**DIRECTION**
Repeat every entry word for word, skipping the pictures.

**DATA PROVIDED**

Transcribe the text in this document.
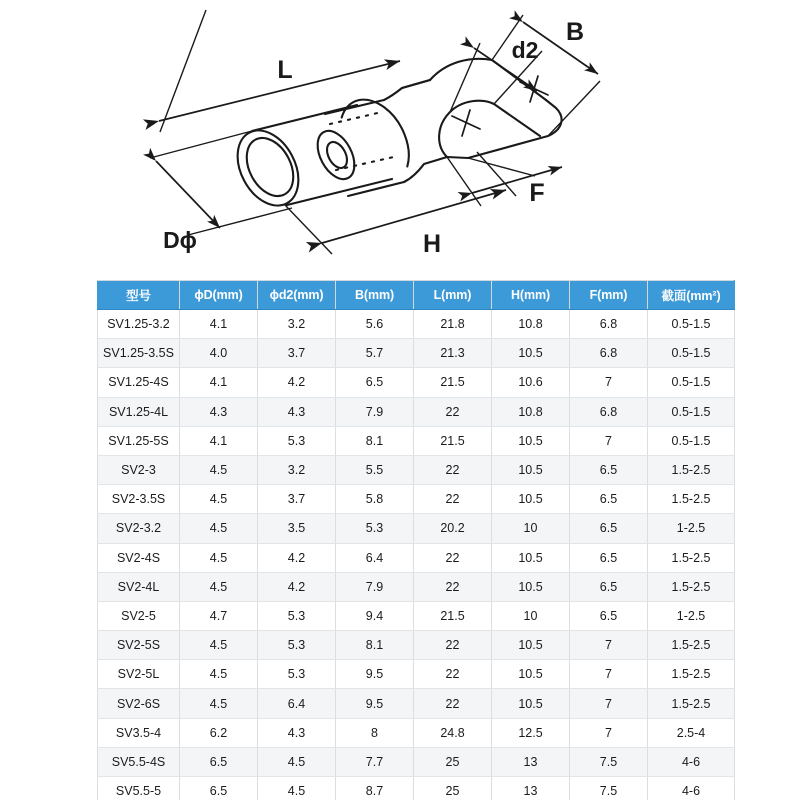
L
Dϕ	H
B
d2
F
型号	ϕD(mm)	ϕd2(mm)	B(mm)	L(mm)	H(mm)	F(mm)	截面(mm²)
SV1.25-3.2	4.1	3.2	5.6	21.8	10.8	6.8	0.5-1.5
SV1.25-3.5S	4.0	3.7	5.7	21.3	10.5	6.8	0.5-1.5
SV1.25-4S	4.1	4.2	6.5	21.5	10.6	7	0.5-1.5
SV1.25-4L	4.3	4.3	7.9	22	10.8	6.8	0.5-1.5
SV1.25-5S	4.1	5.3	8.1	21.5	10.5	7	0.5-1.5
SV2-3	4.5	3.2	5.5	22	10.5	6.5	1.5-2.5
SV2-3.5S	4.5	3.7	5.8	22	10.5	6.5	1.5-2.5
SV2-3.2	4.5	3.5	5.3	20.2	10	6.5	1-2.5
SV2-4S	4.5	4.2	6.4	22	10.5	6.5	1.5-2.5
SV2-4L	4.5	4.2	7.9	22	10.5	6.5	1.5-2.5
SV2-5	4.7	5.3	9.4	21.5	10	6.5	1-2.5
SV2-5S	4.5	5.3	8.1	22	10.5	7	1.5-2.5
SV2-5L	4.5	5.3	9.5	22	10.5	7	1.5-2.5
SV2-6S	4.5	6.4	9.5	22	10.5	7	1.5-2.5
SV3.5-4	6.2	4.3	8	24.8	12.5	7	2.5-4
SV5.5-4S	6.5	4.5	7.7	25	13	7.5	4-6
SV5.5-5	6.5	4.5	8.7	25	13	7.5	4-6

**CORRECT OUTPUT**
Transcribe the text in this document.
L
Dϕ	H
B
d2
F
型号	ϕD(mm)	ϕd2(mm)	B(mm)	L(mm)	H(mm)	F(mm)	截面(mm²)
SV1.25-3.2	4.1	3.2	5.6	21.8	10.8	6.8	0.5-1.5
SV1.25-3.5S	4.0	3.7	5.7	21.3	10.5	6.8	0.5-1.5
SV1.25-4S	4.1	4.2	6.5	21.5	10.6	7	0.5-1.5
SV1.25-4L	4.3	4.3	7.9	22	10.8	6.8	0.5-1.5
SV1.25-5S	4.1	5.3	8.1	21.5	10.5	7	0.5-1.5
SV2-3	4.5	3.2	5.5	22	10.5	6.5	1.5-2.5
SV2-3.5S	4.5	3.7	5.8	22	10.5	6.5	1.5-2.5
SV2-3.2	4.5	3.5	5.3	20.2	10	6.5	1-2.5
SV2-4S	4.5	4.2	6.4	22	10.5	6.5	1.5-2.5
SV2-4L	4.5	4.2	7.9	22	10.5	6.5	1.5-2.5
SV2-5	4.7	5.3	9.4	21.5	10	6.5	1-2.5
SV2-5S	4.5	5.3	8.1	22	10.5	7	1.5-2.5
SV2-5L	4.5	5.3	9.5	22	10.5	7	1.5-2.5
SV2-6S	4.5	6.4	9.5	22	10.5	7	1.5-2.5
SV3.5-4	6.2	4.3	8	24.8	12.5	7	2.5-4
SV5.5-4S	6.5	4.5	7.7	25	13	7.5	4-6
SV5.5-5	6.5	4.5	8.7	25	13	7.5	4-6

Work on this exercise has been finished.